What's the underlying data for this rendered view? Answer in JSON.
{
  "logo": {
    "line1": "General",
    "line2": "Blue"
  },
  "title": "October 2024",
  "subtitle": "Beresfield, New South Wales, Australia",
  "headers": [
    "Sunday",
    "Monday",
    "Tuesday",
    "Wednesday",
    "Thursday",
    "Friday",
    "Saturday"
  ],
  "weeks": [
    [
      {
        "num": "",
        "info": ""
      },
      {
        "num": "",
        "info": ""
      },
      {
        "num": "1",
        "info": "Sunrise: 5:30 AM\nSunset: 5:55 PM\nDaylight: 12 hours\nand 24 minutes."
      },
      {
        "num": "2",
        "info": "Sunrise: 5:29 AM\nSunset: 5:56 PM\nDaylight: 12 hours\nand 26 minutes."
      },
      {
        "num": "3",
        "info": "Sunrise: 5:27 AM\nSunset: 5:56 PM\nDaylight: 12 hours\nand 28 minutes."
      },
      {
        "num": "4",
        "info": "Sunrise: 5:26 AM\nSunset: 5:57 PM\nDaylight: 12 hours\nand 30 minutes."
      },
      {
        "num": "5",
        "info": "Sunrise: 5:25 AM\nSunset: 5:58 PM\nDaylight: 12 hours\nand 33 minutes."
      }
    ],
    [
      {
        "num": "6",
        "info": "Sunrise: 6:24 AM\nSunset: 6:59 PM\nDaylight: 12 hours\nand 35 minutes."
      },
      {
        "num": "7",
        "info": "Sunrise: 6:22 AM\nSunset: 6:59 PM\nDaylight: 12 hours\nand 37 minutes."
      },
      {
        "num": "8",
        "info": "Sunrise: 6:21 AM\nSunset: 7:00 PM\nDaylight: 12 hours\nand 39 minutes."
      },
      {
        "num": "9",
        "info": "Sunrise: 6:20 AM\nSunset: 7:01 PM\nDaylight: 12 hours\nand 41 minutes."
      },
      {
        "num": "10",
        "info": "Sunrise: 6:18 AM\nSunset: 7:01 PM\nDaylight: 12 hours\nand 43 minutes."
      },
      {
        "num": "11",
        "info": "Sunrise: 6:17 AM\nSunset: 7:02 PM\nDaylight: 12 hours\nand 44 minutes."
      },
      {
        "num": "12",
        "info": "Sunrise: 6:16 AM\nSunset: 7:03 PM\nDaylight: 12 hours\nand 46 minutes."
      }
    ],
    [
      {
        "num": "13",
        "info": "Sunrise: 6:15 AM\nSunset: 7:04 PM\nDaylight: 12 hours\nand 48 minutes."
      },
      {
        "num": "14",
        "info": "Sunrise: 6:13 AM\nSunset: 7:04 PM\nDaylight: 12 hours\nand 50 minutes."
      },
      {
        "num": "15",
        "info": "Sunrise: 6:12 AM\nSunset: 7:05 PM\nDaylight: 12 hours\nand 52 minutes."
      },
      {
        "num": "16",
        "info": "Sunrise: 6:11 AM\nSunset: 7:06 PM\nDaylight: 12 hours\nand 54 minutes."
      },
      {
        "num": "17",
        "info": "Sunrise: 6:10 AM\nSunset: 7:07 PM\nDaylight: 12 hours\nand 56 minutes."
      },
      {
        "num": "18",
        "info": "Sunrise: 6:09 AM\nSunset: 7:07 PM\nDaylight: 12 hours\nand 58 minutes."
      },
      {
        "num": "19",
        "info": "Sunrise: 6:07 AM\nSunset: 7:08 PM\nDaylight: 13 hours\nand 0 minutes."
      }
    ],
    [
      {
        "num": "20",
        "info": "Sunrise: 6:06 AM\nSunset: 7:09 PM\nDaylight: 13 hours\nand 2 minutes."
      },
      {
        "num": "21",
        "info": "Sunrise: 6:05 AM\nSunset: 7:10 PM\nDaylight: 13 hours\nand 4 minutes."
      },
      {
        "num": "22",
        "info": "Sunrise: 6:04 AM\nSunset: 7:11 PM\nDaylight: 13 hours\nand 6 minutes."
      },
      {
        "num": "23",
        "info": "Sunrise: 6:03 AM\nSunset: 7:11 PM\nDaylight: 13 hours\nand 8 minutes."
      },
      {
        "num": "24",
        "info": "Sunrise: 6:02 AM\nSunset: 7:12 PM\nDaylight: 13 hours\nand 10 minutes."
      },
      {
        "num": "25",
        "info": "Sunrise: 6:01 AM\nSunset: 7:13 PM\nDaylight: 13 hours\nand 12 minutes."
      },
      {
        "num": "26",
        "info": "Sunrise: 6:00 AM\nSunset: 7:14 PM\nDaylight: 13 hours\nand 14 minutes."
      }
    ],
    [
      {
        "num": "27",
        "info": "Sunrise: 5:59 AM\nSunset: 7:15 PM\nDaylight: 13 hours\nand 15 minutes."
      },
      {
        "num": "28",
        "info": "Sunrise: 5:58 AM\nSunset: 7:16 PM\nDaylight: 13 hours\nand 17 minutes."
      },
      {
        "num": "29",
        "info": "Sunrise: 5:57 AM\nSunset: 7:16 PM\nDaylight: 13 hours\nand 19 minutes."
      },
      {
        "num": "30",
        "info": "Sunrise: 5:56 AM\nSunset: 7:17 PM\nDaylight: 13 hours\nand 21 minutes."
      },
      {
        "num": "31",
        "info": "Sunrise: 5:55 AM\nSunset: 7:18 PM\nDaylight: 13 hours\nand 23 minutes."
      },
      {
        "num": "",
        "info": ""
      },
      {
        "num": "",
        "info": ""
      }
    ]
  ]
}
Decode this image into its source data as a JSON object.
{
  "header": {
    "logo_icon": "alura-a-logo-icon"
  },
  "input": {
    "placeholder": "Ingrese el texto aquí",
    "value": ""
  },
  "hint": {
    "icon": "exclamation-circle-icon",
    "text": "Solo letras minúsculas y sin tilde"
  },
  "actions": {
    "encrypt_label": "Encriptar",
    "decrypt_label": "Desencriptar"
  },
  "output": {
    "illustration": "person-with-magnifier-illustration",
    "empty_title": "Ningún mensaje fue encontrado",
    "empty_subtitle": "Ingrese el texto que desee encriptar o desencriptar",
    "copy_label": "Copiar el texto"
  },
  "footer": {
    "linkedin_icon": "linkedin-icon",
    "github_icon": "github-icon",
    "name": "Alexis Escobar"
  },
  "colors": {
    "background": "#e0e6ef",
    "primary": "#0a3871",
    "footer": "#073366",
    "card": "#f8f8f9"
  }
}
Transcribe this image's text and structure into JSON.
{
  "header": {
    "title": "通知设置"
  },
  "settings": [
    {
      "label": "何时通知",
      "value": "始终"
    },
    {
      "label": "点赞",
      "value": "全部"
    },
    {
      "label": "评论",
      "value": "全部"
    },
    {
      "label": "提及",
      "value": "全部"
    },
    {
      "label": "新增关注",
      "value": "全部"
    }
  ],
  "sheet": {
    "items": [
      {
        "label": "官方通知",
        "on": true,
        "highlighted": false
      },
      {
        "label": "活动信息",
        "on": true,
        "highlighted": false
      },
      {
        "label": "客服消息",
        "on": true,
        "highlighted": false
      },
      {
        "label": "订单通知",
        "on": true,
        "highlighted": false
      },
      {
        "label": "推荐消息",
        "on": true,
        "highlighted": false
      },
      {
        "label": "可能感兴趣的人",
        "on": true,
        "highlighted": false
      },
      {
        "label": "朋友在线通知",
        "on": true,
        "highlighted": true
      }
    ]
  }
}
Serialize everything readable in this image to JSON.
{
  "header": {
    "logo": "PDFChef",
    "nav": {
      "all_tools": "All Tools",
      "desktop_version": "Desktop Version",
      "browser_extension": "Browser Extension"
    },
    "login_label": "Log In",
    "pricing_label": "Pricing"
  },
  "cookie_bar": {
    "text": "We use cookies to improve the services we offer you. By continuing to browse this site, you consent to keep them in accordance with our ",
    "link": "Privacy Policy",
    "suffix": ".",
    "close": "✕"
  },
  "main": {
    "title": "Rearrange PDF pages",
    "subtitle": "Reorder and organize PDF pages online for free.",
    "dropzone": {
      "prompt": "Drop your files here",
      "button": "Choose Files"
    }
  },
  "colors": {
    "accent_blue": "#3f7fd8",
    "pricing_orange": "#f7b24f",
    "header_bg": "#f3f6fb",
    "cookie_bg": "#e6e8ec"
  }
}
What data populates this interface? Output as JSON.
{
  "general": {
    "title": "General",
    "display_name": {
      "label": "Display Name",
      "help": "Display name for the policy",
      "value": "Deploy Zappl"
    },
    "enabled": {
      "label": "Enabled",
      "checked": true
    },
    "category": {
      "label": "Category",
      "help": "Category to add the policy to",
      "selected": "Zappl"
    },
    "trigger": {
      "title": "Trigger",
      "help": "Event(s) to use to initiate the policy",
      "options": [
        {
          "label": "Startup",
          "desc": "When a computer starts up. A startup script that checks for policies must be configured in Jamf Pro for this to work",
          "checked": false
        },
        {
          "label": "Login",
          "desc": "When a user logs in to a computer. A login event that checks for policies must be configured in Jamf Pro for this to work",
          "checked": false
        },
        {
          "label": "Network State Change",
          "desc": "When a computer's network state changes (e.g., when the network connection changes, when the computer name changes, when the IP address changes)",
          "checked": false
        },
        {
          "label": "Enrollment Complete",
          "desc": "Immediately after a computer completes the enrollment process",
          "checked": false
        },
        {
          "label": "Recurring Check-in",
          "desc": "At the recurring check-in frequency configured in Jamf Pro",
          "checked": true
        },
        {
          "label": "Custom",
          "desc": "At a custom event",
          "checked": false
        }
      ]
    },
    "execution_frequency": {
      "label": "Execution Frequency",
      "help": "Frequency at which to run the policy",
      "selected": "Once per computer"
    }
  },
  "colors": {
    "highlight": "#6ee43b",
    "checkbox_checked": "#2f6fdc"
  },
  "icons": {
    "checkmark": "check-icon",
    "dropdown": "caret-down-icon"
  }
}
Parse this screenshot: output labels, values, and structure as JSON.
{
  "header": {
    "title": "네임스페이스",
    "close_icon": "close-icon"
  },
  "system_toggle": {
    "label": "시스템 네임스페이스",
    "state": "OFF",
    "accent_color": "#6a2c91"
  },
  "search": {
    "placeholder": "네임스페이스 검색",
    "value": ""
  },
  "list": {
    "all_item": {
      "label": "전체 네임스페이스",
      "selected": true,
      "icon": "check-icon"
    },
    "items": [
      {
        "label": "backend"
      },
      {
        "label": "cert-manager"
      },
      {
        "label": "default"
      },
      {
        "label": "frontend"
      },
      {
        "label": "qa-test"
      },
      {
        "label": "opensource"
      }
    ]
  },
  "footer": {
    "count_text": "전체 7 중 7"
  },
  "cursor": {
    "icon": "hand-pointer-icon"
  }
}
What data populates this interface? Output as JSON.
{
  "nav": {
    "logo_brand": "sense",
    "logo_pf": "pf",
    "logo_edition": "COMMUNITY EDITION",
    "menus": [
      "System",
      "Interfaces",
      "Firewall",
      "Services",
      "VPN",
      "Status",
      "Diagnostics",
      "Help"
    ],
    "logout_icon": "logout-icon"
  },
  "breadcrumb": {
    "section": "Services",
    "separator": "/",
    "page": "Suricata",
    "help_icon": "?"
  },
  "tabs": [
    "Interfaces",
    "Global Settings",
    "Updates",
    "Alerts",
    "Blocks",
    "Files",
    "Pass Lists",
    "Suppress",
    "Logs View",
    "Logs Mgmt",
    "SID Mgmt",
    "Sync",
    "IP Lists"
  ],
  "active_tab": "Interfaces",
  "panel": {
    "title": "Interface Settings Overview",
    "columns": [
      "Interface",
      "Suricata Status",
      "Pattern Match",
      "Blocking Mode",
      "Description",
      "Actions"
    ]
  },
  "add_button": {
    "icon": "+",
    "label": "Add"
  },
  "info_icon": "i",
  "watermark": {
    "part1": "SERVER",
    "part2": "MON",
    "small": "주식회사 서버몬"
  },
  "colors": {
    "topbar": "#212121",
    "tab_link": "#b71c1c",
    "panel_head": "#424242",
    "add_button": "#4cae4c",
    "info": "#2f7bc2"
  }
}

*-*-*

SHORT PROBLEM —
In the records above, how many lines contain the string "this"? State that number only.

ANSWER TO THE TASK —
10